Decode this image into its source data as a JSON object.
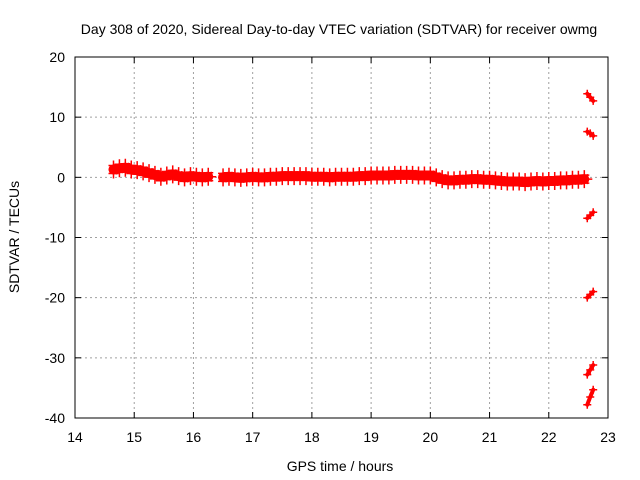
{
  "chart_data": {
    "type": "scatter",
    "title": "Day 308 of 2020, Sidereal Day-to-day VTEC variation (SDTVAR) for receiver owmg",
    "xlabel": "GPS time / hours",
    "ylabel": "SDTVAR / TECUs",
    "xlim": [
      14,
      23
    ],
    "ylim": [
      -40,
      20
    ],
    "xticks": [
      "14",
      "15",
      "16",
      "17",
      "18",
      "19",
      "20",
      "21",
      "22",
      "23"
    ],
    "yticks": [
      "20",
      "10",
      "0",
      "-10",
      "-20",
      "-30",
      "-40"
    ],
    "grid": true,
    "marker": "plus",
    "series": [
      {
        "name": "SDTVAR main track",
        "color": "#ff0000",
        "x": [
          14.65,
          14.75,
          14.85,
          14.95,
          15.05,
          15.15,
          15.25,
          15.35,
          15.45,
          15.55,
          15.65,
          15.75,
          15.85,
          15.95,
          16.05,
          16.15,
          16.25,
          16.5,
          16.6,
          16.7,
          16.8,
          16.9,
          17.0,
          17.1,
          17.2,
          17.3,
          17.4,
          17.5,
          17.6,
          17.7,
          17.8,
          17.9,
          18.0,
          18.1,
          18.2,
          18.3,
          18.4,
          18.5,
          18.6,
          18.7,
          18.8,
          18.9,
          19.0,
          19.1,
          19.2,
          19.3,
          19.4,
          19.5,
          19.6,
          19.7,
          19.8,
          19.9,
          20.0,
          20.1,
          20.2,
          20.3,
          20.4,
          20.5,
          20.6,
          20.7,
          20.8,
          20.9,
          21.0,
          21.1,
          21.2,
          21.3,
          21.4,
          21.5,
          21.6,
          21.7,
          21.8,
          21.9,
          22.0,
          22.1,
          22.2,
          22.3,
          22.4,
          22.5,
          22.6
        ],
        "y": [
          1.3,
          1.5,
          1.6,
          1.3,
          1.2,
          1.0,
          0.7,
          0.4,
          0.1,
          0.3,
          0.5,
          0.2,
          0.0,
          0.2,
          0.1,
          0.0,
          0.1,
          0.0,
          0.1,
          0.0,
          -0.1,
          0.0,
          0.1,
          0.0,
          0.0,
          0.1,
          0.1,
          0.2,
          0.2,
          0.2,
          0.2,
          0.2,
          0.1,
          0.1,
          0.1,
          0.0,
          0.1,
          0.1,
          0.1,
          0.1,
          0.2,
          0.2,
          0.3,
          0.3,
          0.3,
          0.3,
          0.4,
          0.4,
          0.4,
          0.4,
          0.3,
          0.3,
          0.3,
          0.0,
          -0.3,
          -0.5,
          -0.5,
          -0.4,
          -0.4,
          -0.3,
          -0.3,
          -0.4,
          -0.4,
          -0.5,
          -0.6,
          -0.7,
          -0.7,
          -0.7,
          -0.8,
          -0.7,
          -0.6,
          -0.7,
          -0.6,
          -0.6,
          -0.5,
          -0.5,
          -0.4,
          -0.4,
          -0.3
        ]
      },
      {
        "name": "SDTVAR end arcs",
        "color": "#ff0000",
        "x": [
          22.65,
          22.7,
          22.75,
          22.65,
          22.7,
          22.75,
          22.65,
          22.7,
          22.75,
          22.65,
          22.7,
          22.75,
          22.65,
          22.7,
          22.75,
          22.65,
          22.7,
          22.75
        ],
        "y": [
          13.9,
          13.3,
          12.7,
          7.6,
          7.3,
          6.9,
          -6.8,
          -6.3,
          -5.8,
          -20.0,
          -19.5,
          -19.0,
          -32.8,
          -32.0,
          -31.2,
          -37.8,
          -36.5,
          -35.3
        ]
      }
    ]
  }
}
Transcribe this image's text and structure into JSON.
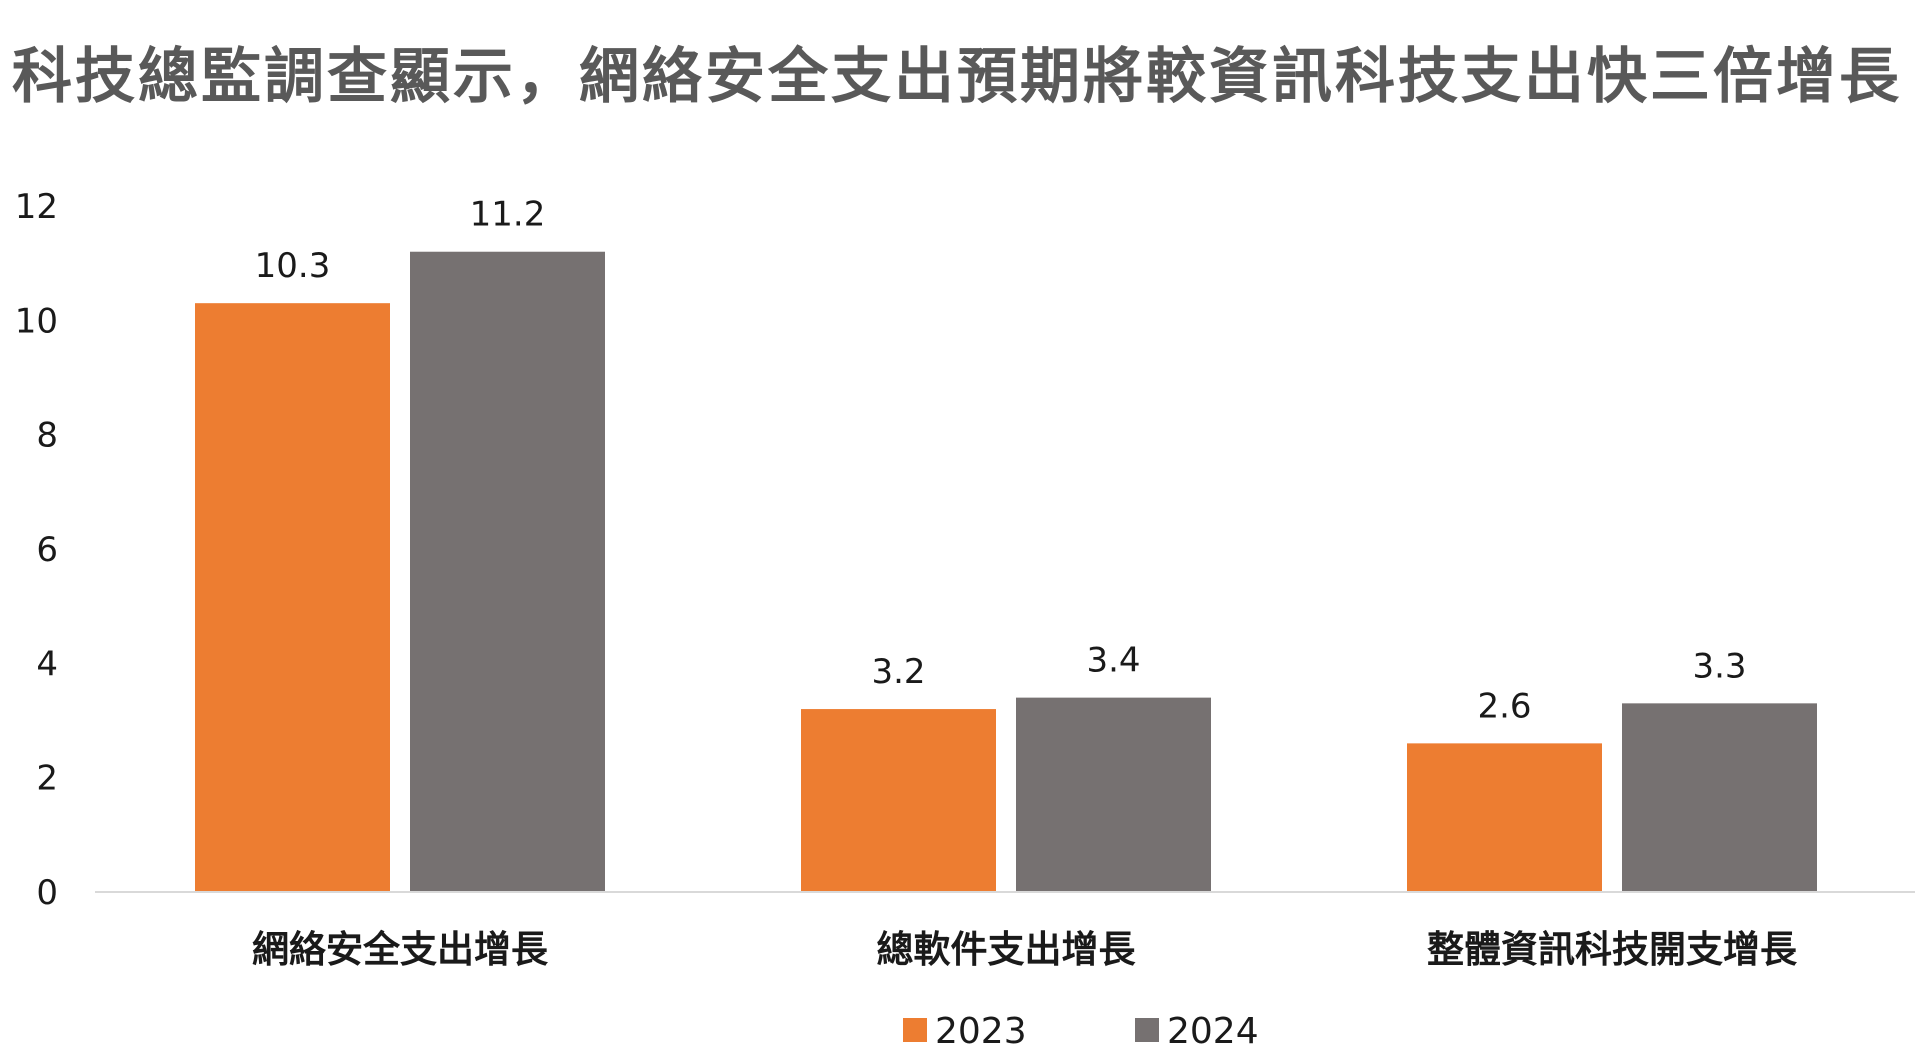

* * * * * * *

* [REQUIREMENT] Establish how many lines of the records contain the string "this" and state that number without elaboration.

* [WRITTEN ANSWER] 2